Begin

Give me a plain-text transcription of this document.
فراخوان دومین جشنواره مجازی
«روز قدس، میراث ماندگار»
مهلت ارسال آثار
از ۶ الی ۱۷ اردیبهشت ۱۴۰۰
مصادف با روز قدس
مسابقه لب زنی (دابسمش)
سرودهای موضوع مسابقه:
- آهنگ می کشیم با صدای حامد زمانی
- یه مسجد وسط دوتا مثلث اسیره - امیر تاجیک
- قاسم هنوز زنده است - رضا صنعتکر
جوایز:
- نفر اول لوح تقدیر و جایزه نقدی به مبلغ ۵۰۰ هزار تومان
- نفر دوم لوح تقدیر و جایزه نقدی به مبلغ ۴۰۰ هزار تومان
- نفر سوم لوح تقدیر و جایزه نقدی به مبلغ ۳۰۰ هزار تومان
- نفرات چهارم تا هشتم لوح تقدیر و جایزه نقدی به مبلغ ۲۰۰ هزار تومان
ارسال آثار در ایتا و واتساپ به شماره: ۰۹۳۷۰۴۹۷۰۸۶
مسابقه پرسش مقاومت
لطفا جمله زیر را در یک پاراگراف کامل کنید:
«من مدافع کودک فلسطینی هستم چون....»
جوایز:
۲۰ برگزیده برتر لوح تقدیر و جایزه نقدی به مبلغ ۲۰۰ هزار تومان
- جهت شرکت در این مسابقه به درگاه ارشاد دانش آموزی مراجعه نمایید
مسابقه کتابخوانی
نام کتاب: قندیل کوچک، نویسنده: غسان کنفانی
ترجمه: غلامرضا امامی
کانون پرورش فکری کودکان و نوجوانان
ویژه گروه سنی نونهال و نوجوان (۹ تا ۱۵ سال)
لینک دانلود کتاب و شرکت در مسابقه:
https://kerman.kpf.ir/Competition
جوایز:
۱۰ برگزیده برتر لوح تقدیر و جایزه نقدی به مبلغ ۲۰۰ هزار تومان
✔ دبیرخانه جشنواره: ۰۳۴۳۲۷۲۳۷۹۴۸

End
Begin

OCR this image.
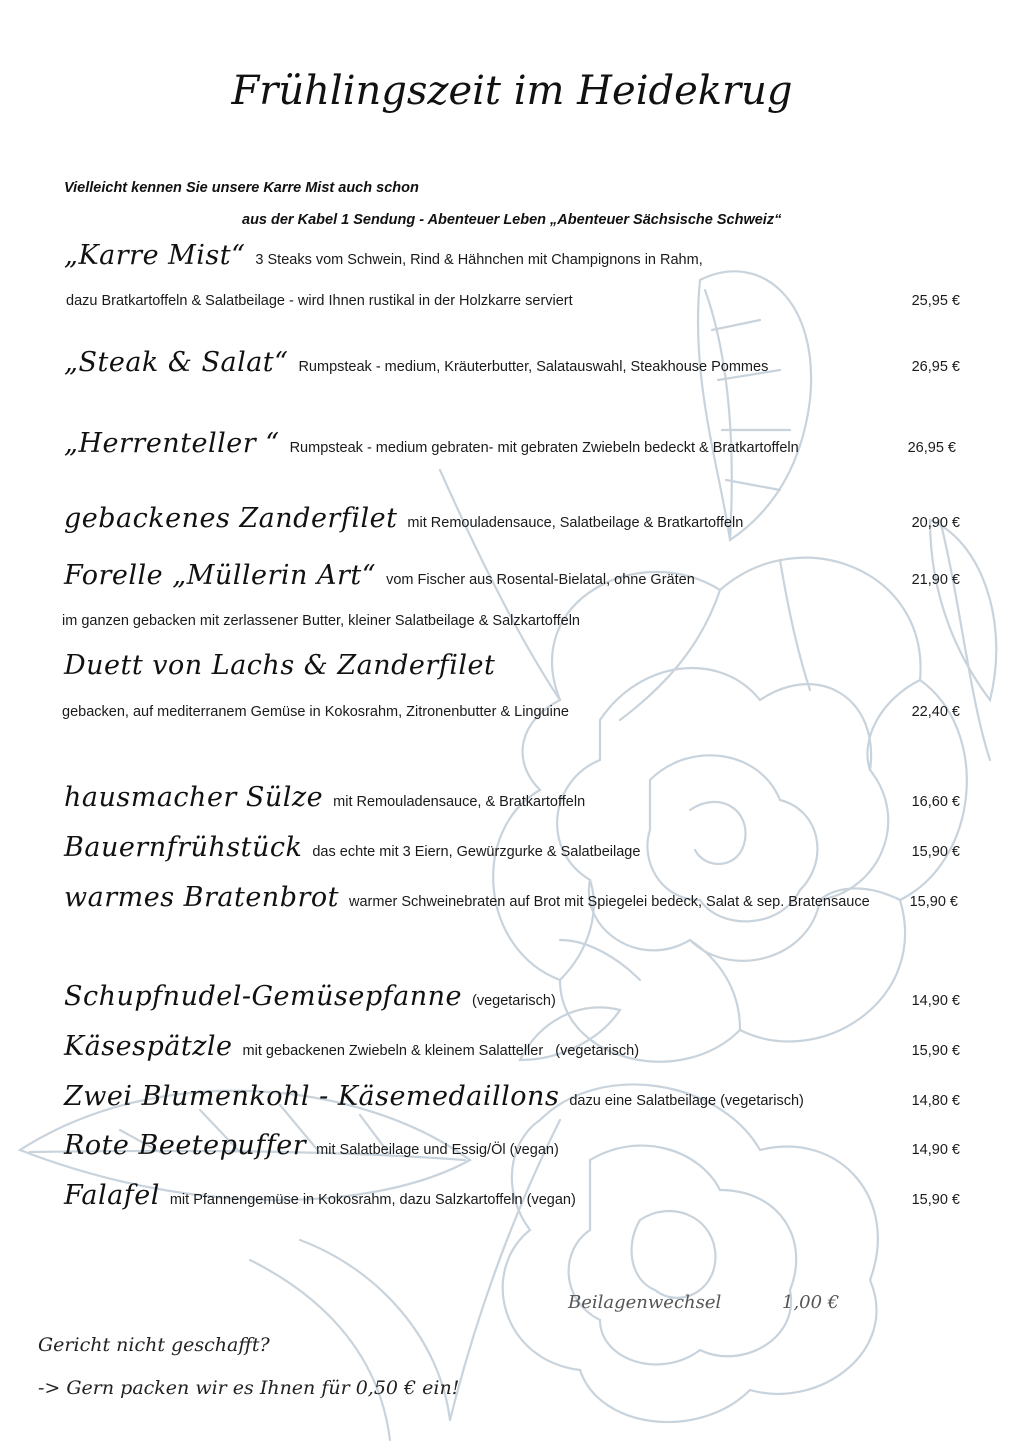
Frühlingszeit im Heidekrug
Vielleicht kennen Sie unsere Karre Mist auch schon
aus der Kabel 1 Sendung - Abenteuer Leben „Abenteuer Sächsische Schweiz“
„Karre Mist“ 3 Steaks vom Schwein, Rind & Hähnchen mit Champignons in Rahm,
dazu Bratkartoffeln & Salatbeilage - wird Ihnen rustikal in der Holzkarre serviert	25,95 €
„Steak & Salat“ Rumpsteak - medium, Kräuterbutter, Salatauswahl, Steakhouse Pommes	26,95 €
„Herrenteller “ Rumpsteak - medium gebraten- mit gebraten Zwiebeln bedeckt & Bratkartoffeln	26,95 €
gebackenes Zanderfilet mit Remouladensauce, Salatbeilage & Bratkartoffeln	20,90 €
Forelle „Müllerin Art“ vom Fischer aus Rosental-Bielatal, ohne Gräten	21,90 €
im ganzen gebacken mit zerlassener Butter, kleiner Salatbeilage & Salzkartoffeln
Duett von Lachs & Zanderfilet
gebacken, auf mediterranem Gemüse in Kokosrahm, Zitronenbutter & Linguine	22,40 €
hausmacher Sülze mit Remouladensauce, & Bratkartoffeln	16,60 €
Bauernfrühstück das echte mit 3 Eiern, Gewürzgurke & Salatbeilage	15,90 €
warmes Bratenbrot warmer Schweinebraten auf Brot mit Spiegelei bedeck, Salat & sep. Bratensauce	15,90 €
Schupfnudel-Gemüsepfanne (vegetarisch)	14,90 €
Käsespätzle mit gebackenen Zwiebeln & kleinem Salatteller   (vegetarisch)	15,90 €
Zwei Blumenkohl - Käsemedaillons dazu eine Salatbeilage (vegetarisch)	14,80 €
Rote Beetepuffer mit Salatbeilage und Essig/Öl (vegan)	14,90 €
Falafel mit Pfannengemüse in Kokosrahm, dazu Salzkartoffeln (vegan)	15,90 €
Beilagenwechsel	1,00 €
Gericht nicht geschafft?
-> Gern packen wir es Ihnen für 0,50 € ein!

End

### What you will do
Work out how many lines of the data above hold the word "برتر", and write only the count.

### Correct response
2